Directions >>
Print every record below exactly as it stands.

Document understanding data:
━━━━

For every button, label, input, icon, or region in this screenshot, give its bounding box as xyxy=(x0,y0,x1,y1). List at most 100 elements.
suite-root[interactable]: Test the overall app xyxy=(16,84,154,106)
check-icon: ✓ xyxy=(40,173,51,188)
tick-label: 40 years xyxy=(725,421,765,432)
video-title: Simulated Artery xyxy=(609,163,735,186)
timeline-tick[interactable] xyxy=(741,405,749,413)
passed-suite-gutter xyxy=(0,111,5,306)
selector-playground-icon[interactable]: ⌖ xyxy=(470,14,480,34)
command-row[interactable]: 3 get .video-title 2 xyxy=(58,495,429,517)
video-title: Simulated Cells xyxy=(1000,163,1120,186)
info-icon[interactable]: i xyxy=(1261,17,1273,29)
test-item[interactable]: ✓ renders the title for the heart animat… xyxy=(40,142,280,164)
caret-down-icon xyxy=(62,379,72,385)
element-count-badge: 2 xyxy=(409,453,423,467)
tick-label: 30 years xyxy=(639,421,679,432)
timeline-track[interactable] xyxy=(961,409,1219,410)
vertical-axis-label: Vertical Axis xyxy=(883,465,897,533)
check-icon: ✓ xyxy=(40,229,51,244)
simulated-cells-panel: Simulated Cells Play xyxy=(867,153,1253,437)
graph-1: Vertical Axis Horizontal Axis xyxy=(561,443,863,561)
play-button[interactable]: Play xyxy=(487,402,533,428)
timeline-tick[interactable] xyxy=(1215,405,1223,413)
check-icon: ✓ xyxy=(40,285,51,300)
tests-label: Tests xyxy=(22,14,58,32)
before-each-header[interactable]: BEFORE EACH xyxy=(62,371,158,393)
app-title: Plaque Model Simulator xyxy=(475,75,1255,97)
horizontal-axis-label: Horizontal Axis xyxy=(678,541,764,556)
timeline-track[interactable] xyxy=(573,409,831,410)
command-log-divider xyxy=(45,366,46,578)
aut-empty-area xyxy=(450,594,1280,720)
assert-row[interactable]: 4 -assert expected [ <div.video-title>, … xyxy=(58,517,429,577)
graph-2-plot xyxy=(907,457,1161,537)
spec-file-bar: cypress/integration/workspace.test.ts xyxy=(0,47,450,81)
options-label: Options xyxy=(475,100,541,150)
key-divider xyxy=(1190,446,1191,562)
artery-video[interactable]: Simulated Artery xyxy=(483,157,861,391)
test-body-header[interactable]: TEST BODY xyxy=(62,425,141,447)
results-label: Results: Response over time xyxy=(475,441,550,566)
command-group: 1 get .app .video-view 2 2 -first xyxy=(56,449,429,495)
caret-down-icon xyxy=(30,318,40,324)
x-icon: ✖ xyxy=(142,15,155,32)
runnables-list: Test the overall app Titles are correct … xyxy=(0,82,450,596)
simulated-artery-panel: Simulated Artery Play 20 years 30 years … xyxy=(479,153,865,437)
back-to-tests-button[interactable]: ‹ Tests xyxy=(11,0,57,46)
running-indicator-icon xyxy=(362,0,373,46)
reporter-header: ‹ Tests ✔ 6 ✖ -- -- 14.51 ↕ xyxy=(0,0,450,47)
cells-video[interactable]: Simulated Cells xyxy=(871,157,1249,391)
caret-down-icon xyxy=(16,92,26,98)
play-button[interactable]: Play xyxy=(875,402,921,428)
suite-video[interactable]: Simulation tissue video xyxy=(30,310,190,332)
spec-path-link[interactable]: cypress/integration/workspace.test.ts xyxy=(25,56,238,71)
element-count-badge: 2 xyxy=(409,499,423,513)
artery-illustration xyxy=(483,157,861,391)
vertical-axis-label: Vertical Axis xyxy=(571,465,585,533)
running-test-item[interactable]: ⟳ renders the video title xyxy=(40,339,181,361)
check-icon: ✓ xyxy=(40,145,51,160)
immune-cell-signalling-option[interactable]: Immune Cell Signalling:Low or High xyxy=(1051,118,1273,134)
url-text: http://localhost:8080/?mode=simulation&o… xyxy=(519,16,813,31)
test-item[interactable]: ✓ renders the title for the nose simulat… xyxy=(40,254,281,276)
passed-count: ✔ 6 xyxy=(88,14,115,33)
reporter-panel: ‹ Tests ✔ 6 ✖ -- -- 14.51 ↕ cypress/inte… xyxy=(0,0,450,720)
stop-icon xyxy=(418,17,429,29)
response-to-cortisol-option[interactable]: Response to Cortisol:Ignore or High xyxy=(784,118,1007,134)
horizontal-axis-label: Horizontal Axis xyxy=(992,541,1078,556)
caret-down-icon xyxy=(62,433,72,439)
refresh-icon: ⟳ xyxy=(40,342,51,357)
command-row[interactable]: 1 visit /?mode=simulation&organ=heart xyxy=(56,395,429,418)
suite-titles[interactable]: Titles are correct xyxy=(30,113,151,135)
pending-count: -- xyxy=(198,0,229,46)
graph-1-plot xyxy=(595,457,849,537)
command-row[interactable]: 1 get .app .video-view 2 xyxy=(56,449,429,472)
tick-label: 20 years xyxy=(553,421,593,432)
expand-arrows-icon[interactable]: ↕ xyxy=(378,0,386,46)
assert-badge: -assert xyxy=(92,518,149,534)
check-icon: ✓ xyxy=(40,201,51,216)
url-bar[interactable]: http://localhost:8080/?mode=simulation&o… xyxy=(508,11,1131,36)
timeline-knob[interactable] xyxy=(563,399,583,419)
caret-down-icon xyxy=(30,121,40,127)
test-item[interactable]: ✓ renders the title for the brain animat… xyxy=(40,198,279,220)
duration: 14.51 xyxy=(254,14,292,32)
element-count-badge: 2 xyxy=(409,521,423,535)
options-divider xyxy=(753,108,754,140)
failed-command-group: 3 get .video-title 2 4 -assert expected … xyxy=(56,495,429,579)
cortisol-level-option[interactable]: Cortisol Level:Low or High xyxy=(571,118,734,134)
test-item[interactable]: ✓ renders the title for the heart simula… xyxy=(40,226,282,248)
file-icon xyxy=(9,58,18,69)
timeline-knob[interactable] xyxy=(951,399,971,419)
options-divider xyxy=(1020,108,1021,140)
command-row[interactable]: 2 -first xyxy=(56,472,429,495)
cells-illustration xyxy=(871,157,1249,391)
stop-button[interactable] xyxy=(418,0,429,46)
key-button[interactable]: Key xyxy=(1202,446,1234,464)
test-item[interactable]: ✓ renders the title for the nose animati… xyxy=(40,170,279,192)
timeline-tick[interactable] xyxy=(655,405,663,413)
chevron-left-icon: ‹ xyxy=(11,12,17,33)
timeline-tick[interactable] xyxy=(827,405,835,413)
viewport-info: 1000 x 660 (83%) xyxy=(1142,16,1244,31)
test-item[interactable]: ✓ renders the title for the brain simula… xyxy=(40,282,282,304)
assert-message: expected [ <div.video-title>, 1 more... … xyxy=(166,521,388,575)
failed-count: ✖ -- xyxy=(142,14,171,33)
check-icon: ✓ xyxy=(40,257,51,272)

━━━━

Solved exercise >>
For every button, label, input, icon, or region in this screenshot, give its bounding box as xyxy=(x0,y0,x1,y1). List at most 100 elements.
suite-root[interactable]: Test the overall app xyxy=(16,84,154,106)
check-icon: ✓ xyxy=(40,173,51,188)
tick-label: 40 years xyxy=(725,421,765,432)
video-title: Simulated Artery xyxy=(609,163,735,186)
timeline-tick[interactable] xyxy=(741,405,749,413)
passed-suite-gutter xyxy=(0,111,5,306)
selector-playground-icon[interactable]: ⌖ xyxy=(470,14,480,34)
command-row[interactable]: 3 get .video-title 2 xyxy=(58,495,429,517)
video-title: Simulated Cells xyxy=(1000,163,1120,186)
info-icon[interactable]: i xyxy=(1261,17,1273,29)
test-item[interactable]: ✓ renders the title for the heart animat… xyxy=(40,142,280,164)
caret-down-icon xyxy=(62,379,72,385)
element-count-badge: 2 xyxy=(409,453,423,467)
tick-label: 30 years xyxy=(639,421,679,432)
timeline-track[interactable] xyxy=(961,409,1219,410)
vertical-axis-label: Vertical Axis xyxy=(883,465,897,533)
check-icon: ✓ xyxy=(40,229,51,244)
simulated-cells-panel: Simulated Cells Play xyxy=(867,153,1253,437)
graph-1: Vertical Axis Horizontal Axis xyxy=(561,443,863,561)
play-button[interactable]: Play xyxy=(487,402,533,428)
timeline-tick[interactable] xyxy=(1215,405,1223,413)
check-icon: ✓ xyxy=(40,285,51,300)
tests-label: Tests xyxy=(22,14,58,32)
before-each-header[interactable]: BEFORE EACH xyxy=(62,371,158,393)
app-title: Plaque Model Simulator xyxy=(475,75,1255,97)
horizontal-axis-label: Horizontal Axis xyxy=(678,541,764,556)
timeline-track[interactable] xyxy=(573,409,831,410)
command-log-divider xyxy=(45,366,46,578)
aut-empty-area xyxy=(450,594,1280,720)
assert-row[interactable]: 4 -assert expected [ <div.video-title>, … xyxy=(58,517,429,577)
graph-2-plot xyxy=(907,457,1161,537)
spec-file-bar: cypress/integration/workspace.test.ts xyxy=(0,47,450,81)
options-label: Options xyxy=(475,100,541,150)
key-divider xyxy=(1190,446,1191,562)
artery-video[interactable]: Simulated Artery xyxy=(483,157,861,391)
test-body-header[interactable]: TEST BODY xyxy=(62,425,141,447)
results-label: Results: Response over time xyxy=(475,441,550,566)
command-group: 1 get .app .video-view 2 2 -first xyxy=(56,449,429,495)
caret-down-icon xyxy=(30,318,40,324)
x-icon: ✖ xyxy=(142,15,155,32)
runnables-list: Test the overall app Titles are correct … xyxy=(0,82,450,596)
simulated-artery-panel: Simulated Artery Play 20 years 30 years … xyxy=(479,153,865,437)
back-to-tests-button[interactable]: ‹ Tests xyxy=(11,0,57,46)
running-indicator-icon xyxy=(362,0,373,46)
reporter-header: ‹ Tests ✔ 6 ✖ -- -- 14.51 ↕ xyxy=(0,0,450,47)
cells-video[interactable]: Simulated Cells xyxy=(871,157,1249,391)
caret-down-icon xyxy=(16,92,26,98)
play-button[interactable]: Play xyxy=(875,402,921,428)
suite-video[interactable]: Simulation tissue video xyxy=(30,310,190,332)
spec-path-link[interactable]: cypress/integration/workspace.test.ts xyxy=(25,56,238,71)
element-count-badge: 2 xyxy=(409,499,423,513)
artery-illustration xyxy=(483,157,861,391)
vertical-axis-label: Vertical Axis xyxy=(571,465,585,533)
running-test-item[interactable]: ⟳ renders the video title xyxy=(40,339,181,361)
check-icon: ✓ xyxy=(40,145,51,160)
immune-cell-signalling-option[interactable]: Immune Cell Signalling:Low or High xyxy=(1051,118,1273,134)
url-text: http://localhost:8080/?mode=simulation&o… xyxy=(519,16,813,31)
test-item[interactable]: ✓ renders the title for the nose simulat… xyxy=(40,254,281,276)
passed-count: ✔ 6 xyxy=(88,14,115,33)
reporter-panel: ‹ Tests ✔ 6 ✖ -- -- 14.51 ↕ cypress/inte… xyxy=(0,0,450,720)
stop-icon xyxy=(418,17,429,29)
response-to-cortisol-option[interactable]: Response to Cortisol:Ignore or High xyxy=(784,118,1007,134)
horizontal-axis-label: Horizontal Axis xyxy=(992,541,1078,556)
caret-down-icon xyxy=(62,433,72,439)
refresh-icon: ⟳ xyxy=(40,342,51,357)
command-row[interactable]: 1 visit /?mode=simulation&organ=heart xyxy=(56,395,429,418)
suite-titles[interactable]: Titles are correct xyxy=(30,113,151,135)
pending-count: -- xyxy=(198,0,229,46)
graph-1-plot xyxy=(595,457,849,537)
command-row[interactable]: 1 get .app .video-view 2 xyxy=(56,449,429,472)
tick-label: 20 years xyxy=(553,421,593,432)
expand-arrows-icon[interactable]: ↕ xyxy=(378,0,386,46)
assert-badge: -assert xyxy=(92,518,149,534)
check-icon: ✓ xyxy=(40,201,51,216)
url-bar[interactable]: http://localhost:8080/?mode=simulation&o… xyxy=(508,11,1131,36)
timeline-knob[interactable] xyxy=(563,399,583,419)
caret-down-icon xyxy=(30,121,40,127)
test-item[interactable]: ✓ renders the title for the brain animat… xyxy=(40,198,279,220)
duration: 14.51 xyxy=(254,14,292,32)
element-count-badge: 2 xyxy=(409,521,423,535)
options-divider xyxy=(753,108,754,140)
failed-command-group: 3 get .video-title 2 4 -assert expected … xyxy=(56,495,429,579)
cortisol-level-option[interactable]: Cortisol Level:Low or High xyxy=(571,118,734,134)
test-item[interactable]: ✓ renders the title for the heart simula… xyxy=(40,226,282,248)
file-icon xyxy=(9,58,18,69)
timeline-knob[interactable] xyxy=(951,399,971,419)
options-divider xyxy=(1020,108,1021,140)
command-row[interactable]: 2 -first xyxy=(56,472,429,495)
cells-illustration xyxy=(871,157,1249,391)
stop-button[interactable] xyxy=(418,0,429,46)
key-button[interactable]: Key xyxy=(1202,446,1234,464)
test-item[interactable]: ✓ renders the title for the nose animati… xyxy=(40,170,279,192)
timeline-tick[interactable] xyxy=(655,405,663,413)
chevron-left-icon: ‹ xyxy=(11,12,17,33)
timeline-tick[interactable] xyxy=(827,405,835,413)
viewport-info: 1000 x 660 (83%) xyxy=(1142,16,1244,31)
test-item[interactable]: ✓ renders the title for the brain simula… xyxy=(40,282,282,304)
assert-message: expected [ <div.video-title>, 1 more... … xyxy=(166,521,388,575)
failed-count: ✖ -- xyxy=(142,14,171,33)
check-icon: ✓ xyxy=(40,257,51,272)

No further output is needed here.